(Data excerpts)
-----

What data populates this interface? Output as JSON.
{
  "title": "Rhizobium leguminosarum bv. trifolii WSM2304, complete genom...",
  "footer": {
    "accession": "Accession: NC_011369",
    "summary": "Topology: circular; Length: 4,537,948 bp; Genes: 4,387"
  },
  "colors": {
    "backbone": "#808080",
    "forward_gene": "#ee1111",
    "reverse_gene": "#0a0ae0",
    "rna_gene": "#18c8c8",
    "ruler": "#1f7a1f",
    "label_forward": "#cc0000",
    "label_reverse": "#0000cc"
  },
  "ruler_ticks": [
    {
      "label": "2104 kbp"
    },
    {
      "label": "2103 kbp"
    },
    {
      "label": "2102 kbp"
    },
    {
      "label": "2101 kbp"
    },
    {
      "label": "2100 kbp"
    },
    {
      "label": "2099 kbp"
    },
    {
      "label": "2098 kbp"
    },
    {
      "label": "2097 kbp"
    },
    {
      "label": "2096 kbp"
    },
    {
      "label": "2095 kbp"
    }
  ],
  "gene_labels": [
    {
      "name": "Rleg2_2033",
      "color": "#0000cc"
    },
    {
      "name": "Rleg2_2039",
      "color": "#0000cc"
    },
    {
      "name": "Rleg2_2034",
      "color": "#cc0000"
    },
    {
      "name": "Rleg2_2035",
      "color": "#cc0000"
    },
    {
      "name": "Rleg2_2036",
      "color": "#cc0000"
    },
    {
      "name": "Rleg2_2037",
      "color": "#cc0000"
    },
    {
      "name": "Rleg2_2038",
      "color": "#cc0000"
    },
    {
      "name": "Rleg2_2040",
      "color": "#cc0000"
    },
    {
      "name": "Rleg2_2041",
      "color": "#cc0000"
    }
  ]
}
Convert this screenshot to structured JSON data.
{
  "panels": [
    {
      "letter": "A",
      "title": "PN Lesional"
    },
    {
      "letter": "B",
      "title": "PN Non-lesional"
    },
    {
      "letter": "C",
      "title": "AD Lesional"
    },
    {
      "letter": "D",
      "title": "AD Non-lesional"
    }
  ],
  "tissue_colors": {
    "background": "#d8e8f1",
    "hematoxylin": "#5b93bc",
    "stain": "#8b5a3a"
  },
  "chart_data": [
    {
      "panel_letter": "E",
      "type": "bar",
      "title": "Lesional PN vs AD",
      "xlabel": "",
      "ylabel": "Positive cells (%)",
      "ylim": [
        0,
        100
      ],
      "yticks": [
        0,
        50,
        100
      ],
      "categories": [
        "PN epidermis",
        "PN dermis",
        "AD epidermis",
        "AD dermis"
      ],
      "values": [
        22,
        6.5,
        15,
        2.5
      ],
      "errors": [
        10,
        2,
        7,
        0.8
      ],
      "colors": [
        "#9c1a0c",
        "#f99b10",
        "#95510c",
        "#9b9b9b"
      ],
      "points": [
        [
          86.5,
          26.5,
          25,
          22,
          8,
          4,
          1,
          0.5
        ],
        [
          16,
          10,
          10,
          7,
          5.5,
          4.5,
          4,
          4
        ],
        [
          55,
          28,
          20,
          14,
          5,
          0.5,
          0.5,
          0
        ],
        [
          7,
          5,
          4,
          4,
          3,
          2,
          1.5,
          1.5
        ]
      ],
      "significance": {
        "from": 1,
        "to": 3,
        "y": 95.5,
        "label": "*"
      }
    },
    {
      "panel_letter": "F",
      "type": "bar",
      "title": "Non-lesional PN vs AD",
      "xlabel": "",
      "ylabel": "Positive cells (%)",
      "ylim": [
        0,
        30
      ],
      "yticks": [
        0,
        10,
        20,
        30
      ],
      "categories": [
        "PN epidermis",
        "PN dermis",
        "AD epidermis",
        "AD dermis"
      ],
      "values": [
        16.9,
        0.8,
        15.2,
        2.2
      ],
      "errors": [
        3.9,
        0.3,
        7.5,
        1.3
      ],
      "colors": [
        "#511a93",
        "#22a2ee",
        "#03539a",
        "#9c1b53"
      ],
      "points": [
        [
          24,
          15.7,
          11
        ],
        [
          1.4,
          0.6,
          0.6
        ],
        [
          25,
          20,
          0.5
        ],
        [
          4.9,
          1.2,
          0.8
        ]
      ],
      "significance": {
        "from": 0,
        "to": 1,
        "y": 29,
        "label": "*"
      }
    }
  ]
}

-----

[How to complete this task] Each entry should be retyped exactly as given.

[Task answer]
What data populates this interface? Output as JSON.
{
  "title": "Rhizobium leguminosarum bv. trifolii WSM2304, complete genom...",
  "footer": {
    "accession": "Accession: NC_011369",
    "summary": "Topology: circular; Length: 4,537,948 bp; Genes: 4,387"
  },
  "colors": {
    "backbone": "#808080",
    "forward_gene": "#ee1111",
    "reverse_gene": "#0a0ae0",
    "rna_gene": "#18c8c8",
    "ruler": "#1f7a1f",
    "label_forward": "#cc0000",
    "label_reverse": "#0000cc"
  },
  "ruler_ticks": [
    {
      "label": "2104 kbp"
    },
    {
      "label": "2103 kbp"
    },
    {
      "label": "2102 kbp"
    },
    {
      "label": "2101 kbp"
    },
    {
      "label": "2100 kbp"
    },
    {
      "label": "2099 kbp"
    },
    {
      "label": "2098 kbp"
    },
    {
      "label": "2097 kbp"
    },
    {
      "label": "2096 kbp"
    },
    {
      "label": "2095 kbp"
    }
  ],
  "gene_labels": [
    {
      "name": "Rleg2_2033",
      "color": "#0000cc"
    },
    {
      "name": "Rleg2_2039",
      "color": "#0000cc"
    },
    {
      "name": "Rleg2_2034",
      "color": "#cc0000"
    },
    {
      "name": "Rleg2_2035",
      "color": "#cc0000"
    },
    {
      "name": "Rleg2_2036",
      "color": "#cc0000"
    },
    {
      "name": "Rleg2_2037",
      "color": "#cc0000"
    },
    {
      "name": "Rleg2_2038",
      "color": "#cc0000"
    },
    {
      "name": "Rleg2_2040",
      "color": "#cc0000"
    },
    {
      "name": "Rleg2_2041",
      "color": "#cc0000"
    }
  ]
}
Convert this screenshot to structured JSON data.
{
  "panels": [
    {
      "letter": "A",
      "title": "PN Lesional"
    },
    {
      "letter": "B",
      "title": "PN Non-lesional"
    },
    {
      "letter": "C",
      "title": "AD Lesional"
    },
    {
      "letter": "D",
      "title": "AD Non-lesional"
    }
  ],
  "tissue_colors": {
    "background": "#d8e8f1",
    "hematoxylin": "#5b93bc",
    "stain": "#8b5a3a"
  },
  "chart_data": [
    {
      "panel_letter": "E",
      "type": "bar",
      "title": "Lesional PN vs AD",
      "xlabel": "",
      "ylabel": "Positive cells (%)",
      "ylim": [
        0,
        100
      ],
      "yticks": [
        0,
        50,
        100
      ],
      "categories": [
        "PN epidermis",
        "PN dermis",
        "AD epidermis",
        "AD dermis"
      ],
      "values": [
        22,
        6.5,
        15,
        2.5
      ],
      "errors": [
        10,
        2,
        7,
        0.8
      ],
      "colors": [
        "#9c1a0c",
        "#f99b10",
        "#95510c",
        "#9b9b9b"
      ],
      "points": [
        [
          86.5,
          26.5,
          25,
          22,
          8,
          4,
          1,
          0.5
        ],
        [
          16,
          10,
          10,
          7,
          5.5,
          4.5,
          4,
          4
        ],
        [
          55,
          28,
          20,
          14,
          5,
          0.5,
          0.5,
          0
        ],
        [
          7,
          5,
          4,
          4,
          3,
          2,
          1.5,
          1.5
        ]
      ],
      "significance": {
        "from": 1,
        "to": 3,
        "y": 95.5,
        "label": "*"
      }
    },
    {
      "panel_letter": "F",
      "type": "bar",
      "title": "Non-lesional PN vs AD",
      "xlabel": "",
      "ylabel": "Positive cells (%)",
      "ylim": [
        0,
        30
      ],
      "yticks": [
        0,
        10,
        20,
        30
      ],
      "categories": [
        "PN epidermis",
        "PN dermis",
        "AD epidermis",
        "AD dermis"
      ],
      "values": [
        16.9,
        0.8,
        15.2,
        2.2
      ],
      "errors": [
        3.9,
        0.3,
        7.5,
        1.3
      ],
      "colors": [
        "#511a93",
        "#22a2ee",
        "#03539a",
        "#9c1b53"
      ],
      "points": [
        [
          24,
          15.7,
          11
        ],
        [
          1.4,
          0.6,
          0.6
        ],
        [
          25,
          20,
          0.5
        ],
        [
          4.9,
          1.2,
          0.8
        ]
      ],
      "significance": {
        "from": 0,
        "to": 1,
        "y": 29,
        "label": "*"
      }
    }
  ]
}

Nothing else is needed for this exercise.